DATA EXCERPTS:
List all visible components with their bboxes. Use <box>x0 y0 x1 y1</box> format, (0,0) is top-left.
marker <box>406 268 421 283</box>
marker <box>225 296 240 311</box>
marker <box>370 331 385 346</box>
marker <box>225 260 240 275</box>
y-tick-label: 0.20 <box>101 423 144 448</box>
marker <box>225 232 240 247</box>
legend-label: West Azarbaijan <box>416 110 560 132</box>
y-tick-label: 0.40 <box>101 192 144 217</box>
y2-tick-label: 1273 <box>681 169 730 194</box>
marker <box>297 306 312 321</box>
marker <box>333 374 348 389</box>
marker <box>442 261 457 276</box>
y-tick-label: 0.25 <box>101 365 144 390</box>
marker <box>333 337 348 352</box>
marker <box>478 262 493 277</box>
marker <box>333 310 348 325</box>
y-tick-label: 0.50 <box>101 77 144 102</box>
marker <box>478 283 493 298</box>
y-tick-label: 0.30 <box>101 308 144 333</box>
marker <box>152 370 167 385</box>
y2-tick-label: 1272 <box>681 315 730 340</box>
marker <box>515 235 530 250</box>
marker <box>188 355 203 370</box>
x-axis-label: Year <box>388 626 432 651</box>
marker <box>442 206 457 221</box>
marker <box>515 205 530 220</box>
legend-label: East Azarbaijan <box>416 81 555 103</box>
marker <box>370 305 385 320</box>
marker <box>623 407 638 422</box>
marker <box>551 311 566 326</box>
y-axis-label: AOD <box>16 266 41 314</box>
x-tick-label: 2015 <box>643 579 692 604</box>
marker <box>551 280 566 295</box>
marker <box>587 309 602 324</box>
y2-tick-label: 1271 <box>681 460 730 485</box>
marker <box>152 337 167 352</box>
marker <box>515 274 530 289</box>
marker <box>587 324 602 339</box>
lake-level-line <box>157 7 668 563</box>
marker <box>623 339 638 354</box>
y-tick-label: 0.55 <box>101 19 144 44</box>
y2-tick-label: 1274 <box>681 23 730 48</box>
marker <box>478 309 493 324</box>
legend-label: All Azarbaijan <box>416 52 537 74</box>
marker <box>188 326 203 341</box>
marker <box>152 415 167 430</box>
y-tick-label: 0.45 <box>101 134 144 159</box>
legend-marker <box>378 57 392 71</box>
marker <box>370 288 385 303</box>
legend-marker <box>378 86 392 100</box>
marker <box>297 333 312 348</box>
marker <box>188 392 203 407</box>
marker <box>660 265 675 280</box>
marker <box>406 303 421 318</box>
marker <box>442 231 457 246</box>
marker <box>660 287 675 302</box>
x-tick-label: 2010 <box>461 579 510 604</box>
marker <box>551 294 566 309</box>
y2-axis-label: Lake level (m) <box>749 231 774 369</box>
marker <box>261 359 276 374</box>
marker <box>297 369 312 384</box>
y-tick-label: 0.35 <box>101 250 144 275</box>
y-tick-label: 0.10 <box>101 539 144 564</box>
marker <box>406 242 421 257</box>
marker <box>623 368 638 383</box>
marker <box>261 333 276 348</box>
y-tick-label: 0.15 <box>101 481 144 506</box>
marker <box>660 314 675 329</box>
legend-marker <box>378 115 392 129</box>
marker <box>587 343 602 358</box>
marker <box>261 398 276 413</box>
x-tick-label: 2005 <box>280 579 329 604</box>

PROBLEM DETAILS:
Could you quote, word for word, the lines of the records from the first line through the line holding "marker <box>225 232 240 247</box>", with both ends included?

WORKED SOLUTION:
List all visible components with their bboxes. Use <box>x0 y0 x1 y1</box> format, (0,0) is top-left.
marker <box>406 268 421 283</box>
marker <box>225 296 240 311</box>
marker <box>370 331 385 346</box>
marker <box>225 260 240 275</box>
y-tick-label: 0.20 <box>101 423 144 448</box>
marker <box>225 232 240 247</box>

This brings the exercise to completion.